Records for processing —
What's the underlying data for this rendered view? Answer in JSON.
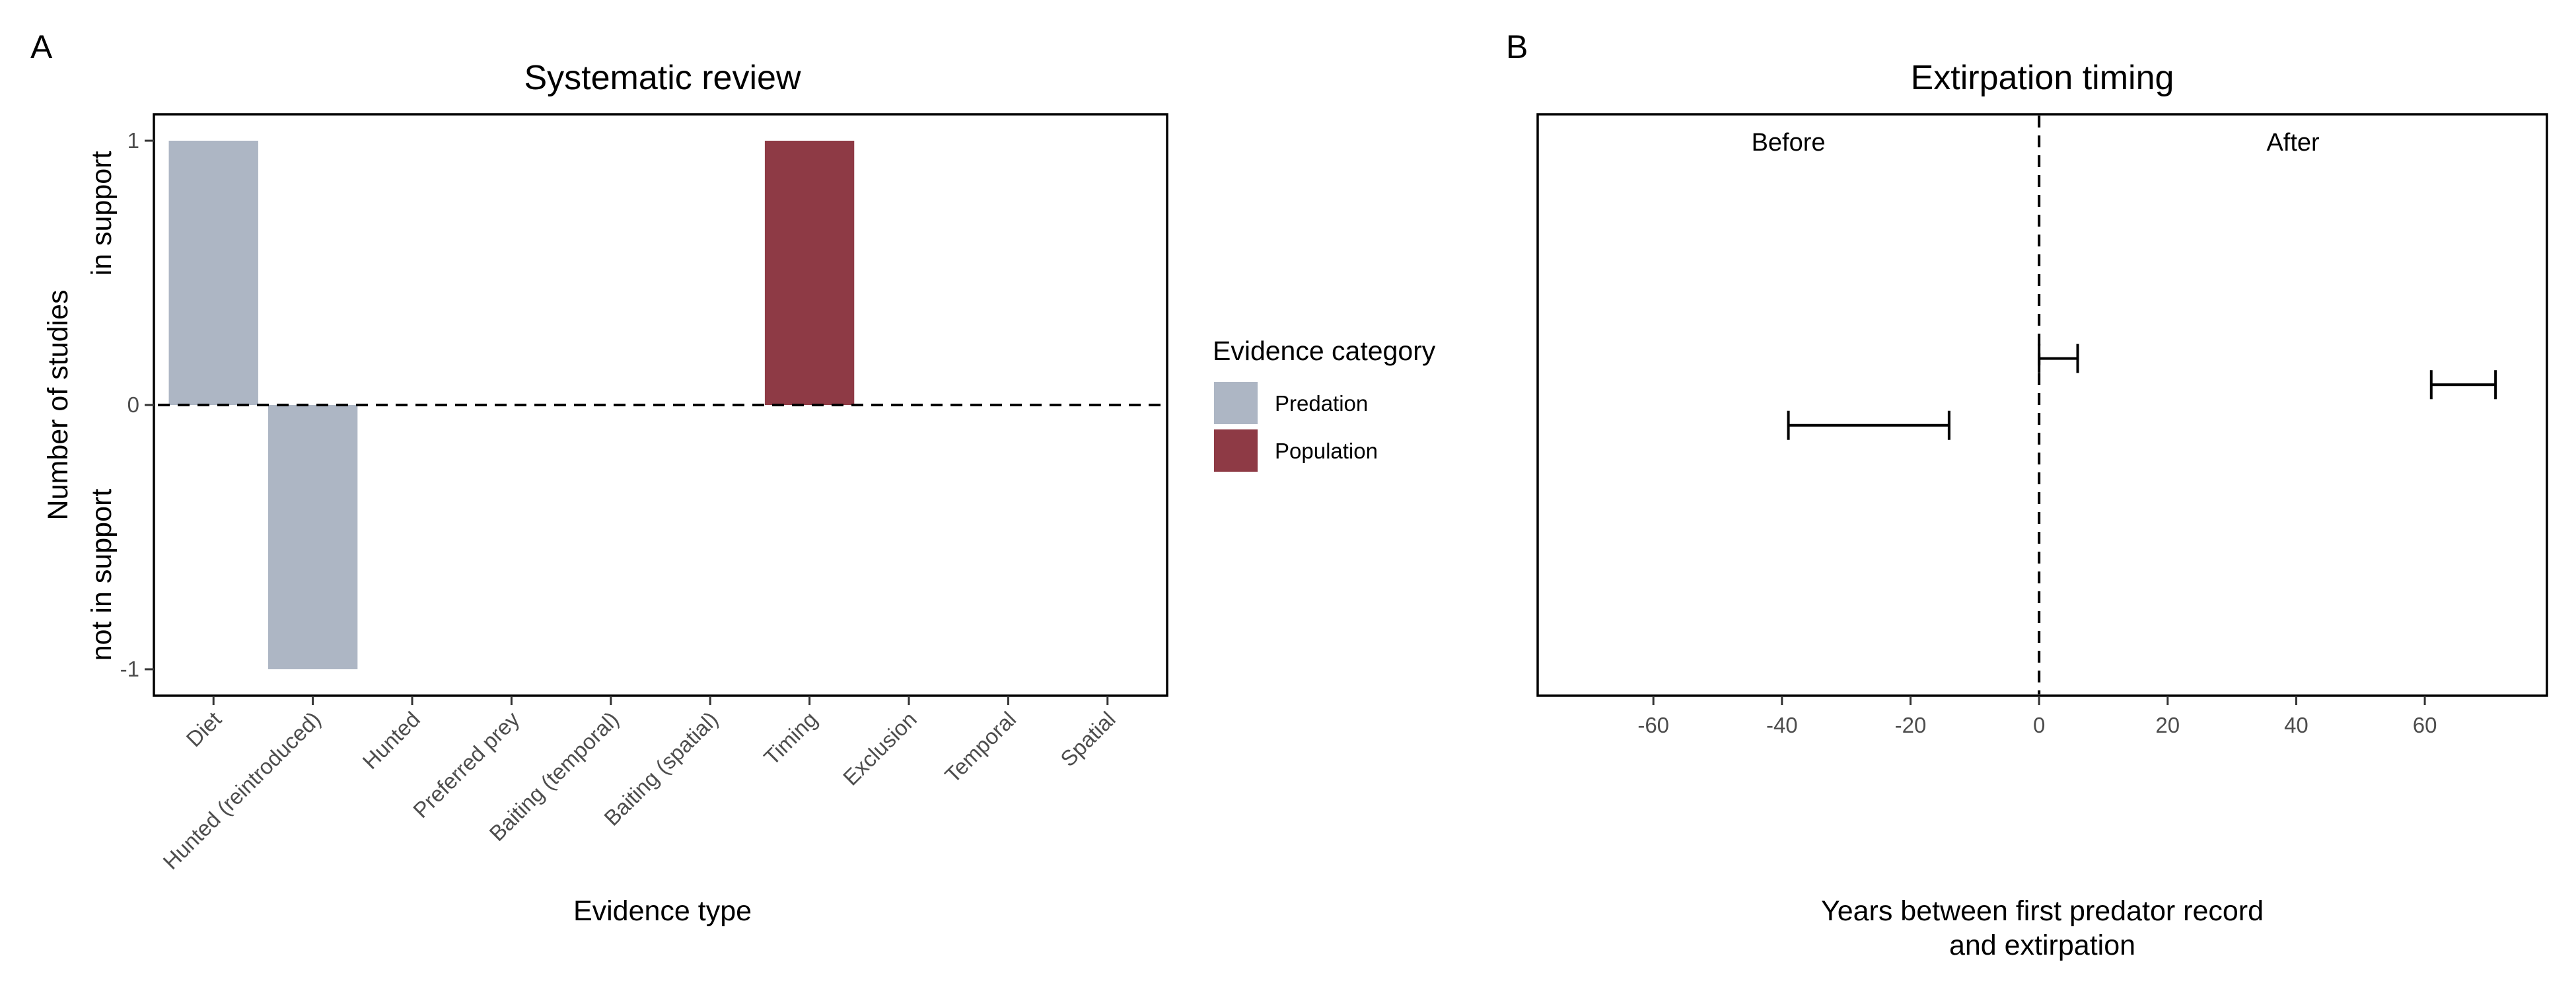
{
  "chart_data": [
    {
      "panel": "A",
      "type": "bar",
      "title": "Systematic review",
      "xlabel": "Evidence type",
      "ylabel_lines": [
        "Number of studies",
        "not in support",
        "in support"
      ],
      "ylim": [
        -1.1,
        1.1
      ],
      "yticks": [
        -1,
        0,
        1
      ],
      "categories": [
        "Diet",
        "Hunted (reintroduced)",
        "Hunted",
        "Preferred prey",
        "Baiting (temporal)",
        "Baiting (spatial)",
        "Timing",
        "Exclusion",
        "Temporal",
        "Spatial"
      ],
      "series": [
        {
          "name": "Predation",
          "color": "#ADB6C4",
          "values": [
            1,
            -1,
            0,
            0,
            0,
            0,
            0,
            0,
            0,
            0
          ]
        },
        {
          "name": "Population",
          "color": "#8E3A45",
          "values": [
            0,
            0,
            0,
            0,
            0,
            0,
            1,
            0,
            0,
            0
          ]
        }
      ],
      "reference_line": 0,
      "legend": {
        "title": "Evidence category",
        "placement": "right",
        "items": [
          {
            "label": "Predation",
            "color": "#ADB6C4"
          },
          {
            "label": "Population",
            "color": "#8E3A45"
          }
        ]
      }
    },
    {
      "panel": "B",
      "type": "interval",
      "title": "Extirpation timing",
      "xlabel_lines": [
        "Years between first predator record",
        "and extirpation"
      ],
      "xlim": [
        -78,
        79
      ],
      "xticks": [
        -60,
        -40,
        -20,
        0,
        20,
        40,
        60
      ],
      "ylim": [
        0,
        1
      ],
      "reference_line": 0,
      "region_labels": [
        "Before",
        "After"
      ],
      "intervals": [
        {
          "start": 0,
          "end": 6,
          "y": 0.58
        },
        {
          "start": 61,
          "end": 71,
          "y": 0.535
        },
        {
          "start": -39,
          "end": -14,
          "y": 0.465
        }
      ]
    }
  ]
}
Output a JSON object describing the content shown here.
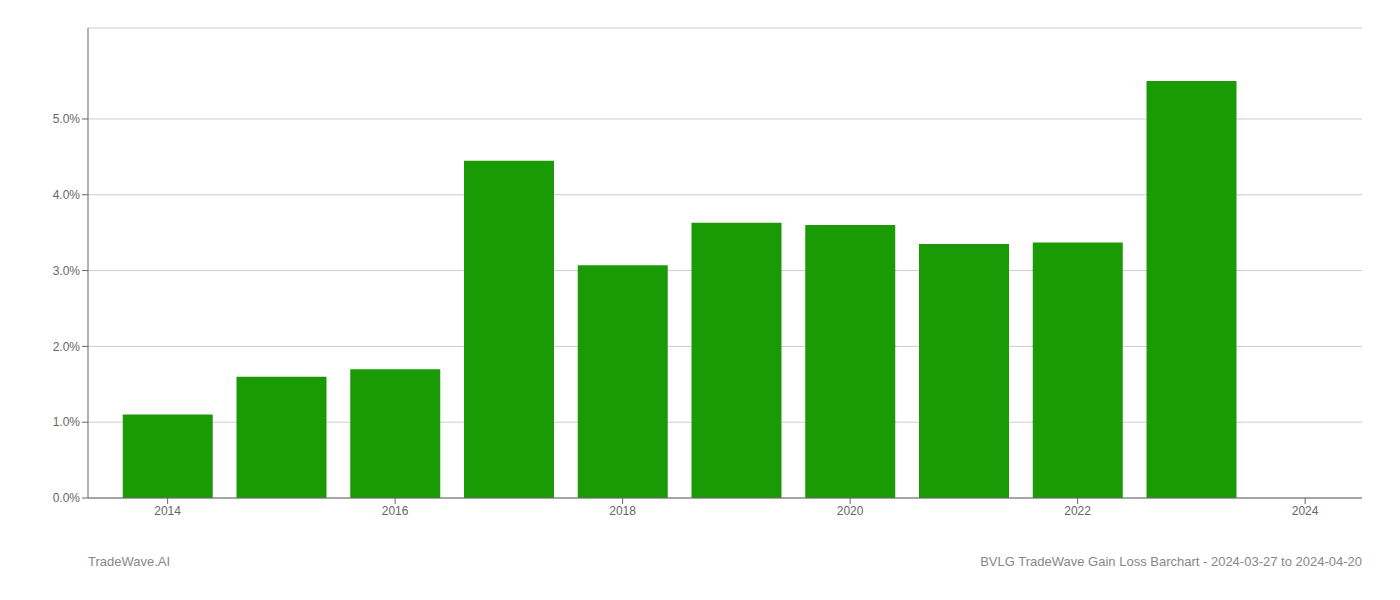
{
  "chart_data": {
    "type": "bar",
    "x": [
      2014,
      2015,
      2016,
      2017,
      2018,
      2019,
      2020,
      2021,
      2022,
      2023
    ],
    "values": [
      0.011,
      0.016,
      0.017,
      0.0445,
      0.0307,
      0.0363,
      0.036,
      0.0335,
      0.0337,
      0.055
    ],
    "color": "#1a9b06",
    "xlim": [
      2013.3,
      2024.5
    ],
    "xticks": [
      2014,
      2016,
      2018,
      2020,
      2022,
      2024
    ],
    "ylim": [
      0,
      0.062
    ],
    "yticks": [
      {
        "value": 0,
        "label": "0.0%"
      },
      {
        "value": 0.01,
        "label": "1.0%"
      },
      {
        "value": 0.02,
        "label": "2.0%"
      },
      {
        "value": 0.03,
        "label": "3.0%"
      },
      {
        "value": 0.04,
        "label": "4.0%"
      },
      {
        "value": 0.05,
        "label": "5.0%"
      }
    ],
    "grid": true,
    "annotations": [
      "TradeWave.AI",
      "BVLG TradeWave Gain Loss Barchart - 2024-03-27 to 2024-04-20"
    ]
  }
}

Job —
Reproduce the data word for word, excluding its pictures.

Full answer —
What's the underlying data for this rendered view? Answer in JSON.
{
  "chart_data": [
    {
      "panel": "A",
      "type": "bar",
      "title": "Systematic review",
      "xlabel": "Evidence type",
      "ylabel_lines": [
        "Number of studies",
        "not in support",
        "in support"
      ],
      "ylim": [
        -1.1,
        1.1
      ],
      "yticks": [
        -1,
        0,
        1
      ],
      "categories": [
        "Diet",
        "Hunted (reintroduced)",
        "Hunted",
        "Preferred prey",
        "Baiting (temporal)",
        "Baiting (spatial)",
        "Timing",
        "Exclusion",
        "Temporal",
        "Spatial"
      ],
      "series": [
        {
          "name": "Predation",
          "color": "#ADB6C4",
          "values": [
            1,
            -1,
            0,
            0,
            0,
            0,
            0,
            0,
            0,
            0
          ]
        },
        {
          "name": "Population",
          "color": "#8E3A45",
          "values": [
            0,
            0,
            0,
            0,
            0,
            0,
            1,
            0,
            0,
            0
          ]
        }
      ],
      "reference_line": 0,
      "legend": {
        "title": "Evidence category",
        "placement": "right",
        "items": [
          {
            "label": "Predation",
            "color": "#ADB6C4"
          },
          {
            "label": "Population",
            "color": "#8E3A45"
          }
        ]
      }
    },
    {
      "panel": "B",
      "type": "interval",
      "title": "Extirpation timing",
      "xlabel_lines": [
        "Years between first predator record",
        "and extirpation"
      ],
      "xlim": [
        -78,
        79
      ],
      "xticks": [
        -60,
        -40,
        -20,
        0,
        20,
        40,
        60
      ],
      "ylim": [
        0,
        1
      ],
      "reference_line": 0,
      "region_labels": [
        "Before",
        "After"
      ],
      "intervals": [
        {
          "start": 0,
          "end": 6,
          "y": 0.58
        },
        {
          "start": 61,
          "end": 71,
          "y": 0.535
        },
        {
          "start": -39,
          "end": -14,
          "y": 0.465
        }
      ]
    }
  ]
}
Output a JSON object describing the content shown here.
{
  "chart_data": {
    "type": "bar",
    "x": [
      2014,
      2015,
      2016,
      2017,
      2018,
      2019,
      2020,
      2021,
      2022,
      2023
    ],
    "values": [
      0.011,
      0.016,
      0.017,
      0.0445,
      0.0307,
      0.0363,
      0.036,
      0.0335,
      0.0337,
      0.055
    ],
    "color": "#1a9b06",
    "xlim": [
      2013.3,
      2024.5
    ],
    "xticks": [
      2014,
      2016,
      2018,
      2020,
      2022,
      2024
    ],
    "ylim": [
      0,
      0.062
    ],
    "yticks": [
      {
        "value": 0,
        "label": "0.0%"
      },
      {
        "value": 0.01,
        "label": "1.0%"
      },
      {
        "value": 0.02,
        "label": "2.0%"
      },
      {
        "value": 0.03,
        "label": "3.0%"
      },
      {
        "value": 0.04,
        "label": "4.0%"
      },
      {
        "value": 0.05,
        "label": "5.0%"
      }
    ],
    "grid": true,
    "annotations": [
      "TradeWave.AI",
      "BVLG TradeWave Gain Loss Barchart - 2024-03-27 to 2024-04-20"
    ]
  }
}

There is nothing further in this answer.